* Required task *
Output an exact reproduction of the data.

* Material to process *

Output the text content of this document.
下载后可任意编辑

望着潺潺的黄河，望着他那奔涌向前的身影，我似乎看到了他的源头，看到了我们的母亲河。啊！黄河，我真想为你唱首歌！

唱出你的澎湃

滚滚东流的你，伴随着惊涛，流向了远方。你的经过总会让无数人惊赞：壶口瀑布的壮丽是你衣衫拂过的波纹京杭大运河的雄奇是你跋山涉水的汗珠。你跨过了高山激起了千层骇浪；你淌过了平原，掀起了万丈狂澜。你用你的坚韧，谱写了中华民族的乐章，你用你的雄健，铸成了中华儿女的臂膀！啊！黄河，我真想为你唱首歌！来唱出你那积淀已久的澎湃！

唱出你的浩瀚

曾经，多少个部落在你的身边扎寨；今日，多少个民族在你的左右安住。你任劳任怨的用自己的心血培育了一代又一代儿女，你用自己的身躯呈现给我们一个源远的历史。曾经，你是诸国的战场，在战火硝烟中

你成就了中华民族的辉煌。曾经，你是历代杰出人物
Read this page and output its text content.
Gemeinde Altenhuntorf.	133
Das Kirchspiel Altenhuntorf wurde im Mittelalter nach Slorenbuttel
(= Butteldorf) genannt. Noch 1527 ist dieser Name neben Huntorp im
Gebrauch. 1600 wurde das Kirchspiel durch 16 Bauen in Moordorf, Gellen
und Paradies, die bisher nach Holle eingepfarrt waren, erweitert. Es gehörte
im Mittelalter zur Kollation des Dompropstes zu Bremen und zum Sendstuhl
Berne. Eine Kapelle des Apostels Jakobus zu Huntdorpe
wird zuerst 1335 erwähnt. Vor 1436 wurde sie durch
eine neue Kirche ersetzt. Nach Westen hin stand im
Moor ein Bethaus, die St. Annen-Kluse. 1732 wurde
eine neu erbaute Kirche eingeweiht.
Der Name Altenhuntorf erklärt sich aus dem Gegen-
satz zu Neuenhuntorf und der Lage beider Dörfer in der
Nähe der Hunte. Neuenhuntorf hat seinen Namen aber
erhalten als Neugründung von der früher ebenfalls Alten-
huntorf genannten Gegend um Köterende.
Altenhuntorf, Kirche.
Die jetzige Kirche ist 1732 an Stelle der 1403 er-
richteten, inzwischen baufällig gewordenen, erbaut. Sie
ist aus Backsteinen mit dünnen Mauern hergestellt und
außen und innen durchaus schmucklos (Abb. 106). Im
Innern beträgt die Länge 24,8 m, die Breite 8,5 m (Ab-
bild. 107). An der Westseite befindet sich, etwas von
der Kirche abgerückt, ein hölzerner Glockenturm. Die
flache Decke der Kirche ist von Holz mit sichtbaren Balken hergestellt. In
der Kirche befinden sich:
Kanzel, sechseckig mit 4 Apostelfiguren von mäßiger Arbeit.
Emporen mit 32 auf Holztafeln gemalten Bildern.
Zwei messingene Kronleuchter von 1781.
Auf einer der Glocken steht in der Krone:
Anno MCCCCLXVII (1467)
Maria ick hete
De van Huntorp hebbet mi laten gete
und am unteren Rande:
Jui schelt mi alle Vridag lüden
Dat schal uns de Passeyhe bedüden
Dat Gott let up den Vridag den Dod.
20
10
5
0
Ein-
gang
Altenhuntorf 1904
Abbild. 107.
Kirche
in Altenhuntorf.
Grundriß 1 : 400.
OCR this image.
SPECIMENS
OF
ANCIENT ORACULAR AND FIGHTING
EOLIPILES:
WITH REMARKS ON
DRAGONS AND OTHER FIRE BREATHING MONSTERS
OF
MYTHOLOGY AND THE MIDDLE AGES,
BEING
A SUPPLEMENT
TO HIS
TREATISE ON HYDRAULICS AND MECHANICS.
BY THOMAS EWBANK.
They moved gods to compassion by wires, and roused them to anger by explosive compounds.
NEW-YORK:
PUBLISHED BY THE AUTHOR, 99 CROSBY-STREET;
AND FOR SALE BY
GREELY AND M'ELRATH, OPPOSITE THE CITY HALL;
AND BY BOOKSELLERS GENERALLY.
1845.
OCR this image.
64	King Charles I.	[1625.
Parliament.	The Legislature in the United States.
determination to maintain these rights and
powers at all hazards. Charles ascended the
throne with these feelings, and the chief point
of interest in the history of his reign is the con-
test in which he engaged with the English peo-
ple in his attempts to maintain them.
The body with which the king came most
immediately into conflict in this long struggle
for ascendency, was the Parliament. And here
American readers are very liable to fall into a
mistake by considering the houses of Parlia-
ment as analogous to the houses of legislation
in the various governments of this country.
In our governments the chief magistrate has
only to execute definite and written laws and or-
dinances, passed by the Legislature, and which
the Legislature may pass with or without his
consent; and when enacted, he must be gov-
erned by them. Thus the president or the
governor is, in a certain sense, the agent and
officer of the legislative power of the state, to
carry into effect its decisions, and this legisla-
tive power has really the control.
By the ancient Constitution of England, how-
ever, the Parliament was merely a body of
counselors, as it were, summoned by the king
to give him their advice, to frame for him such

* Correct output *
Output the text content of this document.
下载后可任意编辑

望着潺潺的黄河，望着他那奔涌向前的身影，我似乎看到了他的源头，看到了我们的母亲河。啊！黄河，我真想为你唱首歌！

唱出你的澎湃

滚滚东流的你，伴随着惊涛，流向了远方。你的经过总会让无数人惊赞：壶口瀑布的壮丽是你衣衫拂过的波纹京杭大运河的雄奇是你跋山涉水的汗珠。你跨过了高山激起了千层骇浪；你淌过了平原，掀起了万丈狂澜。你用你的坚韧，谱写了中华民族的乐章，你用你的雄健，铸成了中华儿女的臂膀！啊！黄河，我真想为你唱首歌！来唱出你那积淀已久的澎湃！

唱出你的浩瀚

曾经，多少个部落在你的身边扎寨；今日，多少个民族在你的左右安住。你任劳任怨的用自己的心血培育了一代又一代儿女，你用自己的身躯呈现给我们一个源远的历史。曾经，你是诸国的战场，在战火硝烟中

你成就了中华民族的辉煌。曾经，你是历代杰出人物
Read this page and output its text content.
Gemeinde Altenhuntorf.	133
Das Kirchspiel Altenhuntorf wurde im Mittelalter nach Slorenbuttel
(= Butteldorf) genannt. Noch 1527 ist dieser Name neben Huntorp im
Gebrauch. 1600 wurde das Kirchspiel durch 16 Bauen in Moordorf, Gellen
und Paradies, die bisher nach Holle eingepfarrt waren, erweitert. Es gehörte
im Mittelalter zur Kollation des Dompropstes zu Bremen und zum Sendstuhl
Berne. Eine Kapelle des Apostels Jakobus zu Huntdorpe
wird zuerst 1335 erwähnt. Vor 1436 wurde sie durch
eine neue Kirche ersetzt. Nach Westen hin stand im
Moor ein Bethaus, die St. Annen-Kluse. 1732 wurde
eine neu erbaute Kirche eingeweiht.
Der Name Altenhuntorf erklärt sich aus dem Gegen-
satz zu Neuenhuntorf und der Lage beider Dörfer in der
Nähe der Hunte. Neuenhuntorf hat seinen Namen aber
erhalten als Neugründung von der früher ebenfalls Alten-
huntorf genannten Gegend um Köterende.
Altenhuntorf, Kirche.
Die jetzige Kirche ist 1732 an Stelle der 1403 er-
richteten, inzwischen baufällig gewordenen, erbaut. Sie
ist aus Backsteinen mit dünnen Mauern hergestellt und
außen und innen durchaus schmucklos (Abb. 106). Im
Innern beträgt die Länge 24,8 m, die Breite 8,5 m (Ab-
bild. 107). An der Westseite befindet sich, etwas von
der Kirche abgerückt, ein hölzerner Glockenturm. Die
flache Decke der Kirche ist von Holz mit sichtbaren Balken hergestellt. In
der Kirche befinden sich:
Kanzel, sechseckig mit 4 Apostelfiguren von mäßiger Arbeit.
Emporen mit 32 auf Holztafeln gemalten Bildern.
Zwei messingene Kronleuchter von 1781.
Auf einer der Glocken steht in der Krone:
Anno MCCCCLXVII (1467)
Maria ick hete
De van Huntorp hebbet mi laten gete
und am unteren Rande:
Jui schelt mi alle Vridag lüden
Dat schal uns de Passeyhe bedüden
Dat Gott let up den Vridag den Dod.
20
10
5
0
Ein-
gang
Altenhuntorf 1904
Abbild. 107.
Kirche
in Altenhuntorf.
Grundriß 1 : 400.
OCR this image.
SPECIMENS
OF
ANCIENT ORACULAR AND FIGHTING
EOLIPILES:
WITH REMARKS ON
DRAGONS AND OTHER FIRE BREATHING MONSTERS
OF
MYTHOLOGY AND THE MIDDLE AGES,
BEING
A SUPPLEMENT
TO HIS
TREATISE ON HYDRAULICS AND MECHANICS.
BY THOMAS EWBANK.
They moved gods to compassion by wires, and roused them to anger by explosive compounds.
NEW-YORK:
PUBLISHED BY THE AUTHOR, 99 CROSBY-STREET;
AND FOR SALE BY
GREELY AND M'ELRATH, OPPOSITE THE CITY HALL;
AND BY BOOKSELLERS GENERALLY.
1845.
OCR this image.
64	King Charles I.	[1625.
Parliament.	The Legislature in the United States.
determination to maintain these rights and
powers at all hazards. Charles ascended the
throne with these feelings, and the chief point
of interest in the history of his reign is the con-
test in which he engaged with the English peo-
ple in his attempts to maintain them.
The body with which the king came most
immediately into conflict in this long struggle
for ascendency, was the Parliament. And here
American readers are very liable to fall into a
mistake by considering the houses of Parlia-
ment as analogous to the houses of legislation
in the various governments of this country.
In our governments the chief magistrate has
only to execute definite and written laws and or-
dinances, passed by the Legislature, and which
the Legislature may pass with or without his
consent; and when enacted, he must be gov-
erned by them. Thus the president or the
governor is, in a certain sense, the agent and
officer of the legislative power of the state, to
carry into effect its decisions, and this legisla-
tive power has really the control.
By the ancient Constitution of England, how-
ever, the Parliament was merely a body of
counselors, as it were, summoned by the king
to give him their advice, to frame for him such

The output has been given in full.